■ **Given task**
Make an exact copy of all the entries, but do not reproduce the pictures.

■ **Supplied records**
* Begin *
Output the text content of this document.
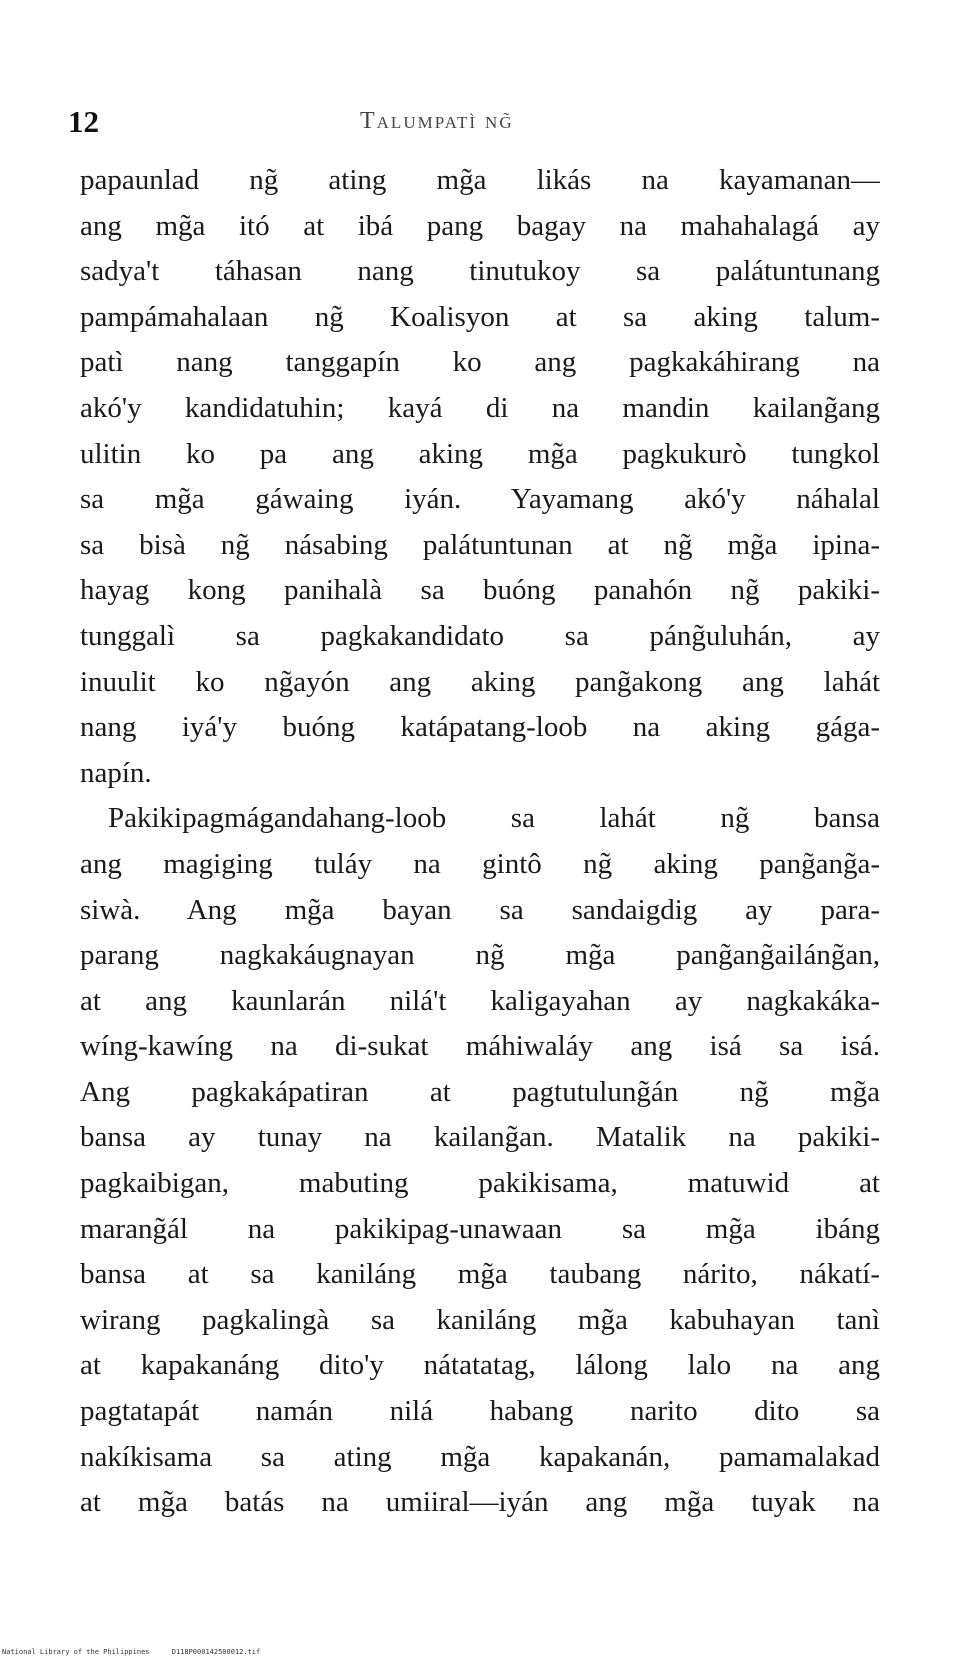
12	Talumpatì ng̃
papaunlad ng̃ ating mg̃a likás na kayamanan—
ang mg̃a itó at ibá pang bagay na mahahalagá ay
sadya't táhasan nang tinutukoy sa palátuntunang
pampámahalaan ng̃ Koalisyon at sa aking talum-
patì nang tanggapín ko ang pagkakáhirang na
akó'y kandidatuhin; kayá di na mandin kailang̃ang
ulitin ko pa ang aking mg̃a pagkukurò tungkol
sa mg̃a gáwaing iyán. Yayamang akó'y náhalal
sa bisà ng̃ násabing palátuntunan at ng̃ mg̃a ipina-
hayag kong panihalà sa buóng panahón ng̃ pakiki-
tunggalì sa pagkakandidato sa páng̃uluhán, ay
inuulit ko ng̃ayón ang aking pang̃akong ang lahát
nang iyá'y buóng katápatang-loob na aking gága-
napín.
Pakikipagmágandahang-loob sa lahát ng̃ bansa
ang magiging tuláy na gintô ng̃ aking pang̃ang̃a-
siwà. Ang mg̃a bayan sa sandaigdig ay para-
parang nagkakáugnayan ng̃ mg̃a pang̃ang̃ailáng̃an,
at ang kaunlarán nilá't kaligayahan ay nagkakáka-
wíng-kawíng na di-sukat máhiwaláy ang isá sa isá.
Ang pagkakápatiran at pagtutulung̃án ng̃ mg̃a
bansa ay tunay na kailang̃an. Matalik na pakiki-
pagkaibigan, mabuting pakikisama, matuwid at
marang̃ál na pakikipag-unawaan sa mg̃a ibáng
bansa at sa kaniláng mg̃a taubang nárito, nákatí-
wirang pagkalingà sa kaniláng mg̃a kabuhayan tanì
at kapakanáng dito'y nátatatag, lálong lalo na ang
pagtatapát namán nilá habang narito dito sa
nakíkisama sa ating mg̃a kapakanán, pamamalakad
at mg̃a batás na umiiral—iyán ang mg̃a tuyak na
National Library of the Philippines	D118P000142500012.tif
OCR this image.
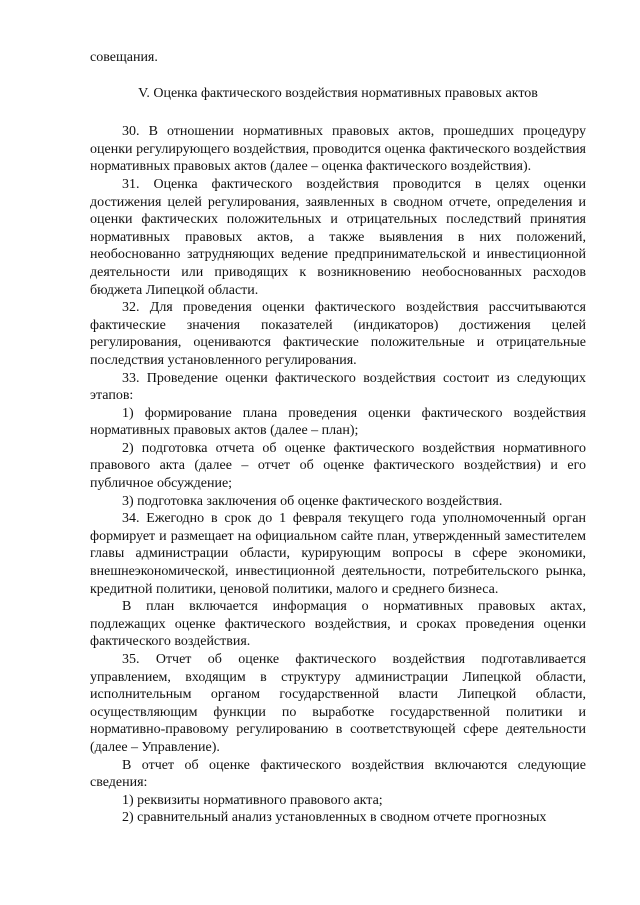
совещания.

V. Оценка фактического воздействия нормативных правовых актов

30. В отношении нормативных правовых актов, прошедших процедуру оценки регулирующего воздействия, проводится оценка фактического воздействия нормативных правовых актов (далее – оценка фактического воздействия).

31. Оценка фактического воздействия проводится в целях оценки достижения целей регулирования, заявленных в сводном отчете, определения и оценки фактических положительных и отрицательных последствий принятия нормативных правовых актов, а также выявления в них положений, необоснованно затрудняющих ведение предпринимательской и инвестиционной деятельности или приводящих к возникновению необоснованных расходов бюджета Липецкой области.

32. Для проведения оценки фактического воздействия рассчитываются фактические значения показателей (индикаторов) достижения целей регулирования, оцениваются фактические положительные и отрицательные последствия установленного регулирования.

33. Проведение оценки фактического воздействия состоит из следующих этапов:

1) формирование плана проведения оценки фактического воздействия нормативных правовых актов (далее – план);

2) подготовка отчета об оценке фактического воздействия нормативного правового акта (далее – отчет об оценке фактического воздействия) и его публичное обсуждение;

3) подготовка заключения об оценке фактического воздействия.

34. Ежегодно в срок до 1 февраля текущего года уполномоченный орган формирует и размещает на официальном сайте план, утвержденный заместителем главы администрации области, курирующим вопросы в сфере экономики, внешнеэкономической, инвестиционной деятельности, потребительского рынка, кредитной политики, ценовой политики, малого и среднего бизнеса.

В план включается информация о нормативных правовых актах, подлежащих оценке фактического воздействия, и сроках проведения оценки фактического воздействия.

35. Отчет об оценке фактического воздействия подготавливается управлением, входящим в структуру администрации Липецкой области, исполнительным органом государственной власти Липецкой области, осуществляющим функции по выработке государственной политики и нормативно-правовому регулированию в соответствующей сфере деятельности (далее – Управление).

В отчет об оценке фактического воздействия включаются следующие сведения:

1) реквизиты нормативного правового акта;

2) сравнительный анализ установленных в сводном отчете прогнозных
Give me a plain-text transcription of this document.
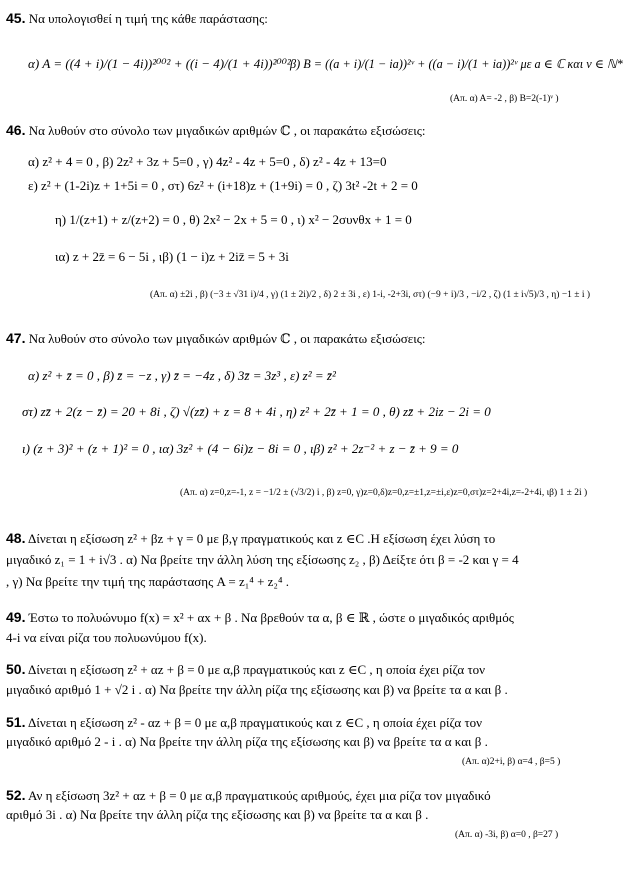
45. Να υπολογισθεί η τιμή της κάθε παράστασης:
α) A = ((4 + i)/(1 − 4i))²⁰⁰² + ((i − 4)/(1 + 4i))²⁰⁰² β) B = ((a + i)/(1 − ia))²ᵛ + ((a − i)/(1 + ia))²ᵛ με a ∈ ℂ και ν ∈ ℕ*
(Απ. α) Α= -2 , β) Β=2(-1)ᵛ )
46. Να λυθούν στο σύνολο των μιγαδικών αριθμών ℂ , οι παρακάτω εξισώσεις:
α) z² + 4 = 0 , β) 2z² + 3z + 5=0 , γ) 4z² - 4z + 5=0 , δ) z² - 4z + 13=0
ε) z² + (1-2i)z + 1+5i = 0 , στ) 6z² + (i+18)z + (1+9i) = 0 , ζ) 3t² -2t + 2 = 0
η) 1/(z+1) + z/(z+2) = 0 , θ) 2x² − 2x + 5 = 0 , ι) x² − 2συνθx + 1 = 0
ια) z + 2z̄ = 6 − 5i , ιβ) (1 − i)z + 2iz̄ = 5 + 3i
(Απ. α) ±2i , β) (−3 ± √31 i)/4 , γ) (1 ± 2i)/2 , δ) 2 ± 3i , ε) 1-i, -2+3i, στ) (−9 + i)/3 , −i/2 , ζ) (1 ± i√5)/3 , η) −1 ± i )
47. Να λυθούν στο σύνολο των μιγαδικών αριθμών ℂ , οι παρακάτω εξισώσεις:
α) z² + z̄ = 0 , β) z̄ = −z , γ) z̄ = −4z , δ) 3z̄ = 3z³ , ε) z² = z̄²
στ) zz̄ + 2(z − z̄) = 20 + 8i , ζ) √(zz̄) + z = 8 + 4i , η) z² + 2z̄ + 1 = 0 , θ) zz̄ + 2iz − 2i = 0
ι) (z + 3)² + (z + 1)² = 0 , ια) 3z² + (4 − 6i)z − 8i = 0 , ιβ) z² + 2z⁻² + z − z̄ + 9 = 0
(Απ. α) z=0,z=-1, z = −1/2 ± (√3/2) i , β) z=0, γ)z=0,δ)z=0,z=±1,z=±i,ε)z=0,στ)z=2+4i,z=-2+4i, ιβ) 1 ± 2i )
48. Δίνεται η εξίσωση z² + βz + γ = 0 με β,γ πραγματικούς και z ∈C .Η εξίσωση έχει λύση το
μιγαδικό z₁ = 1 + i√3 . α) Να βρείτε την άλλη λύση της εξίσωσης z₂ , β) Δείξτε ότι β = -2 και γ = 4
, γ) Να βρείτε την τιμή της παράστασης A = z₁⁴ + z₂⁴ .
49. Έστω το πολυώνυμο f(x) = x² + αx + β . Να βρεθούν τα α, β ∈ ℝ , ώστε ο μιγαδικός αριθμός
4-i να είναι ρίζα του πολυωνύμου f(x).
50. Δίνεται η εξίσωση z² + αz + β = 0 με α,β πραγματικούς και z ∈C , η οποία έχει ρίζα τον
μιγαδικό αριθμό 1 + √2 i . α) Να βρείτε την άλλη ρίζα της εξίσωσης και β) να βρείτε τα α και β .
51. Δίνεται η εξίσωση z² - αz + β = 0 με α,β πραγματικούς και z ∈C , η οποία έχει ρίζα τον
μιγαδικό αριθμό 2 - i . α) Να βρείτε την άλλη ρίζα της εξίσωσης και β) να βρείτε τα α και β .
(Απ. α)2+i, β) α=4 , β=5 )
52. Αν η εξίσωση 3z² + αz + β = 0 με α,β πραγματικούς αριθμούς, έχει μια ρίζα τον μιγαδικό
αριθμό 3i . α) Να βρείτε την άλλη ρίζα της εξίσωσης και β) να βρείτε τα α και β .
(Απ. α) -3i, β) α=0 , β=27 )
* End *
■ **Finished task**
Output the text content of this document.
12	Talumpatì ng̃
papaunlad ng̃ ating mg̃a likás na kayamanan—
ang mg̃a itó at ibá pang bagay na mahahalagá ay
sadya't táhasan nang tinutukoy sa palátuntunang
pampámahalaan ng̃ Koalisyon at sa aking talum-
patì nang tanggapín ko ang pagkakáhirang na
akó'y kandidatuhin; kayá di na mandin kailang̃ang
ulitin ko pa ang aking mg̃a pagkukurò tungkol
sa mg̃a gáwaing iyán. Yayamang akó'y náhalal
sa bisà ng̃ násabing palátuntunan at ng̃ mg̃a ipina-
hayag kong panihalà sa buóng panahón ng̃ pakiki-
tunggalì sa pagkakandidato sa páng̃uluhán, ay
inuulit ko ng̃ayón ang aking pang̃akong ang lahát
nang iyá'y buóng katápatang-loob na aking gága-
napín.
Pakikipagmágandahang-loob sa lahát ng̃ bansa
ang magiging tuláy na gintô ng̃ aking pang̃ang̃a-
siwà. Ang mg̃a bayan sa sandaigdig ay para-
parang nagkakáugnayan ng̃ mg̃a pang̃ang̃ailáng̃an,
at ang kaunlarán nilá't kaligayahan ay nagkakáka-
wíng-kawíng na di-sukat máhiwaláy ang isá sa isá.
Ang pagkakápatiran at pagtutulung̃án ng̃ mg̃a
bansa ay tunay na kailang̃an. Matalik na pakiki-
pagkaibigan, mabuting pakikisama, matuwid at
marang̃ál na pakikipag-unawaan sa mg̃a ibáng
bansa at sa kaniláng mg̃a taubang nárito, nákatí-
wirang pagkalingà sa kaniláng mg̃a kabuhayan tanì
at kapakanáng dito'y nátatatag, lálong lalo na ang
pagtatapát namán nilá habang narito dito sa
nakíkisama sa ating mg̃a kapakanán, pamamalakad
at mg̃a batás na umiiral—iyán ang mg̃a tuyak na
National Library of the Philippines	D118P000142500012.tif
OCR this image.
совещания.

V. Оценка фактического воздействия нормативных правовых актов

30. В отношении нормативных правовых актов, прошедших процедуру оценки регулирующего воздействия, проводится оценка фактического воздействия нормативных правовых актов (далее – оценка фактического воздействия).

31. Оценка фактического воздействия проводится в целях оценки достижения целей регулирования, заявленных в сводном отчете, определения и оценки фактических положительных и отрицательных последствий принятия нормативных правовых актов, а также выявления в них положений, необоснованно затрудняющих ведение предпринимательской и инвестиционной деятельности или приводящих к возникновению необоснованных расходов бюджета Липецкой области.

32. Для проведения оценки фактического воздействия рассчитываются фактические значения показателей (индикаторов) достижения целей регулирования, оцениваются фактические положительные и отрицательные последствия установленного регулирования.

33. Проведение оценки фактического воздействия состоит из следующих этапов:

1) формирование плана проведения оценки фактического воздействия нормативных правовых актов (далее – план);

2) подготовка отчета об оценке фактического воздействия нормативного правового акта (далее – отчет об оценке фактического воздействия) и его публичное обсуждение;

3) подготовка заключения об оценке фактического воздействия.

34. Ежегодно в срок до 1 февраля текущего года уполномоченный орган формирует и размещает на официальном сайте план, утвержденный заместителем главы администрации области, курирующим вопросы в сфере экономики, внешнеэкономической, инвестиционной деятельности, потребительского рынка, кредитной политики, ценовой политики, малого и среднего бизнеса.

В план включается информация о нормативных правовых актах, подлежащих оценке фактического воздействия, и сроках проведения оценки фактического воздействия.

35. Отчет об оценке фактического воздействия подготавливается управлением, входящим в структуру администрации Липецкой области, исполнительным органом государственной власти Липецкой области, осуществляющим функции по выработке государственной политики и нормативно-правовому регулированию в соответствующей сфере деятельности (далее – Управление).

В отчет об оценке фактического воздействия включаются следующие сведения:

1) реквизиты нормативного правового акта;

2) сравнительный анализ установленных в сводном отчете прогнозных
Give me a plain-text transcription of this document.
45. Να υπολογισθεί η τιμή της κάθε παράστασης:
α) A = ((4 + i)/(1 − 4i))²⁰⁰² + ((i − 4)/(1 + 4i))²⁰⁰² β) B = ((a + i)/(1 − ia))²ᵛ + ((a − i)/(1 + ia))²ᵛ με a ∈ ℂ και ν ∈ ℕ*
(Απ. α) Α= -2 , β) Β=2(-1)ᵛ )
46. Να λυθούν στο σύνολο των μιγαδικών αριθμών ℂ , οι παρακάτω εξισώσεις:
α) z² + 4 = 0 , β) 2z² + 3z + 5=0 , γ) 4z² - 4z + 5=0 , δ) z² - 4z + 13=0
ε) z² + (1-2i)z + 1+5i = 0 , στ) 6z² + (i+18)z + (1+9i) = 0 , ζ) 3t² -2t + 2 = 0
η) 1/(z+1) + z/(z+2) = 0 , θ) 2x² − 2x + 5 = 0 , ι) x² − 2συνθx + 1 = 0
ια) z + 2z̄ = 6 − 5i , ιβ) (1 − i)z + 2iz̄ = 5 + 3i
(Απ. α) ±2i , β) (−3 ± √31 i)/4 , γ) (1 ± 2i)/2 , δ) 2 ± 3i , ε) 1-i, -2+3i, στ) (−9 + i)/3 , −i/2 , ζ) (1 ± i√5)/3 , η) −1 ± i )
47. Να λυθούν στο σύνολο των μιγαδικών αριθμών ℂ , οι παρακάτω εξισώσεις:
α) z² + z̄ = 0 , β) z̄ = −z , γ) z̄ = −4z , δ) 3z̄ = 3z³ , ε) z² = z̄²
στ) zz̄ + 2(z − z̄) = 20 + 8i , ζ) √(zz̄) + z = 8 + 4i , η) z² + 2z̄ + 1 = 0 , θ) zz̄ + 2iz − 2i = 0
ι) (z + 3)² + (z + 1)² = 0 , ια) 3z² + (4 − 6i)z − 8i = 0 , ιβ) z² + 2z⁻² + z − z̄ + 9 = 0
(Απ. α) z=0,z=-1, z = −1/2 ± (√3/2) i , β) z=0, γ)z=0,δ)z=0,z=±1,z=±i,ε)z=0,στ)z=2+4i,z=-2+4i, ιβ) 1 ± 2i )
48. Δίνεται η εξίσωση z² + βz + γ = 0 με β,γ πραγματικούς και z ∈C .Η εξίσωση έχει λύση το
μιγαδικό z₁ = 1 + i√3 . α) Να βρείτε την άλλη λύση της εξίσωσης z₂ , β) Δείξτε ότι β = -2 και γ = 4
, γ) Να βρείτε την τιμή της παράστασης A = z₁⁴ + z₂⁴ .
49. Έστω το πολυώνυμο f(x) = x² + αx + β . Να βρεθούν τα α, β ∈ ℝ , ώστε ο μιγαδικός αριθμός
4-i να είναι ρίζα του πολυωνύμου f(x).
50. Δίνεται η εξίσωση z² + αz + β = 0 με α,β πραγματικούς και z ∈C , η οποία έχει ρίζα τον
μιγαδικό αριθμό 1 + √2 i . α) Να βρείτε την άλλη ρίζα της εξίσωσης και β) να βρείτε τα α και β .
51. Δίνεται η εξίσωση z² - αz + β = 0 με α,β πραγματικούς και z ∈C , η οποία έχει ρίζα τον
μιγαδικό αριθμό 2 - i . α) Να βρείτε την άλλη ρίζα της εξίσωσης και β) να βρείτε τα α και β .
(Απ. α)2+i, β) α=4 , β=5 )
52. Αν η εξίσωση 3z² + αz + β = 0 με α,β πραγματικούς αριθμούς, έχει μια ρίζα τον μιγαδικό
αριθμό 3i . α) Να βρείτε την άλλη ρίζα της εξίσωσης και β) να βρείτε τα α και β .
(Απ. α) -3i, β) α=0 , β=27 )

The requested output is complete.